[Data records]
Start

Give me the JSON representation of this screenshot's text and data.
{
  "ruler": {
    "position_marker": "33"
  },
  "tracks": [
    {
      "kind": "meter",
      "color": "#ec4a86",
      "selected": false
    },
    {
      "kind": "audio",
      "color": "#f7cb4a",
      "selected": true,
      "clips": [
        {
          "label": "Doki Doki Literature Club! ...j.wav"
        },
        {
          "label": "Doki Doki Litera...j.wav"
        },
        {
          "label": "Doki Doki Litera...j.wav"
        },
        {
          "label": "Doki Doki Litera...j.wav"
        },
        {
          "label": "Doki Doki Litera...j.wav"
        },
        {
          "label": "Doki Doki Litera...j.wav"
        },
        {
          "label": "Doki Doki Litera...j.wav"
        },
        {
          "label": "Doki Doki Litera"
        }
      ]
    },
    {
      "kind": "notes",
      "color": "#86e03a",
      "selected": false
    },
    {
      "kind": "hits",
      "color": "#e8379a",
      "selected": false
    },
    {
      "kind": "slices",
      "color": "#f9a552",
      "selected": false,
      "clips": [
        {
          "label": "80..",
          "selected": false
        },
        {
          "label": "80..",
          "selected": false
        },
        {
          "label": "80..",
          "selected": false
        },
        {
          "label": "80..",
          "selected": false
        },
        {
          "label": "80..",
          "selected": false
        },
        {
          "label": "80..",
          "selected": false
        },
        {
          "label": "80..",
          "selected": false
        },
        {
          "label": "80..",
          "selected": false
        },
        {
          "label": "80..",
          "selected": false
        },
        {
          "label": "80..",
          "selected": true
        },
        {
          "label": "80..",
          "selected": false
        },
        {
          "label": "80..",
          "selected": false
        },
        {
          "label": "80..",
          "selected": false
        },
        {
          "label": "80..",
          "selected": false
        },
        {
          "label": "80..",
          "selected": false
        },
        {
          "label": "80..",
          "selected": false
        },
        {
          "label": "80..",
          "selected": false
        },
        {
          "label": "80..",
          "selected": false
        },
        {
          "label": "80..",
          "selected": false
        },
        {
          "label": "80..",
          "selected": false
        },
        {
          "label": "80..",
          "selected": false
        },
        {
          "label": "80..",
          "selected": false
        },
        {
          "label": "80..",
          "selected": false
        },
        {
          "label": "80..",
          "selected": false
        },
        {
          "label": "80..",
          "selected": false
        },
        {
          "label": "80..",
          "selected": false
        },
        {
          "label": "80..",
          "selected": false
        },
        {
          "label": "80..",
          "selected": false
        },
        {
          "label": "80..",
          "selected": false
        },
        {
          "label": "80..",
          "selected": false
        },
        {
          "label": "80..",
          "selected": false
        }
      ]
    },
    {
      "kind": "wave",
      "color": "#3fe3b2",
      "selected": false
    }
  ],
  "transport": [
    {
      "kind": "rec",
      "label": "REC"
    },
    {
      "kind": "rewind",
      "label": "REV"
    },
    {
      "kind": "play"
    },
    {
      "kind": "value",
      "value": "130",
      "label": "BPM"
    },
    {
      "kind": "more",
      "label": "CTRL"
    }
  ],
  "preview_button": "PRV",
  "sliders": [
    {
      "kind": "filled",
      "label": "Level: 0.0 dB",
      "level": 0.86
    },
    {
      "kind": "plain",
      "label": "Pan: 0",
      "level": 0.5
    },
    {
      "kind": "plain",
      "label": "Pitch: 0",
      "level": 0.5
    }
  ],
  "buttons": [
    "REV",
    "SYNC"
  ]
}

End

» **TASK PROMPT**
Reproduce the records above exactly as they appear.

» **SOLUTION**
Give me the JSON representation of this screenshot's text and data.
{
  "ruler": {
    "position_marker": "33"
  },
  "tracks": [
    {
      "kind": "meter",
      "color": "#ec4a86",
      "selected": false
    },
    {
      "kind": "audio",
      "color": "#f7cb4a",
      "selected": true,
      "clips": [
        {
          "label": "Doki Doki Literature Club! ...j.wav"
        },
        {
          "label": "Doki Doki Litera...j.wav"
        },
        {
          "label": "Doki Doki Litera...j.wav"
        },
        {
          "label": "Doki Doki Litera...j.wav"
        },
        {
          "label": "Doki Doki Litera...j.wav"
        },
        {
          "label": "Doki Doki Litera...j.wav"
        },
        {
          "label": "Doki Doki Litera...j.wav"
        },
        {
          "label": "Doki Doki Litera"
        }
      ]
    },
    {
      "kind": "notes",
      "color": "#86e03a",
      "selected": false
    },
    {
      "kind": "hits",
      "color": "#e8379a",
      "selected": false
    },
    {
      "kind": "slices",
      "color": "#f9a552",
      "selected": false,
      "clips": [
        {
          "label": "80..",
          "selected": false
        },
        {
          "label": "80..",
          "selected": false
        },
        {
          "label": "80..",
          "selected": false
        },
        {
          "label": "80..",
          "selected": false
        },
        {
          "label": "80..",
          "selected": false
        },
        {
          "label": "80..",
          "selected": false
        },
        {
          "label": "80..",
          "selected": false
        },
        {
          "label": "80..",
          "selected": false
        },
        {
          "label": "80..",
          "selected": false
        },
        {
          "label": "80..",
          "selected": true
        },
        {
          "label": "80..",
          "selected": false
        },
        {
          "label": "80..",
          "selected": false
        },
        {
          "label": "80..",
          "selected": false
        },
        {
          "label": "80..",
          "selected": false
        },
        {
          "label": "80..",
          "selected": false
        },
        {
          "label": "80..",
          "selected": false
        },
        {
          "label": "80..",
          "selected": false
        },
        {
          "label": "80..",
          "selected": false
        },
        {
          "label": "80..",
          "selected": false
        },
        {
          "label": "80..",
          "selected": false
        },
        {
          "label": "80..",
          "selected": false
        },
        {
          "label": "80..",
          "selected": false
        },
        {
          "label": "80..",
          "selected": false
        },
        {
          "label": "80..",
          "selected": false
        },
        {
          "label": "80..",
          "selected": false
        },
        {
          "label": "80..",
          "selected": false
        },
        {
          "label": "80..",
          "selected": false
        },
        {
          "label": "80..",
          "selected": false
        },
        {
          "label": "80..",
          "selected": false
        },
        {
          "label": "80..",
          "selected": false
        },
        {
          "label": "80..",
          "selected": false
        }
      ]
    },
    {
      "kind": "wave",
      "color": "#3fe3b2",
      "selected": false
    }
  ],
  "transport": [
    {
      "kind": "rec",
      "label": "REC"
    },
    {
      "kind": "rewind",
      "label": "REV"
    },
    {
      "kind": "play"
    },
    {
      "kind": "value",
      "value": "130",
      "label": "BPM"
    },
    {
      "kind": "more",
      "label": "CTRL"
    }
  ],
  "preview_button": "PRV",
  "sliders": [
    {
      "kind": "filled",
      "label": "Level: 0.0 dB",
      "level": 0.86
    },
    {
      "kind": "plain",
      "label": "Pan: 0",
      "level": 0.5
    },
    {
      "kind": "plain",
      "label": "Pitch: 0",
      "level": 0.5
    }
  ],
  "buttons": [
    "REV",
    "SYNC"
  ]
}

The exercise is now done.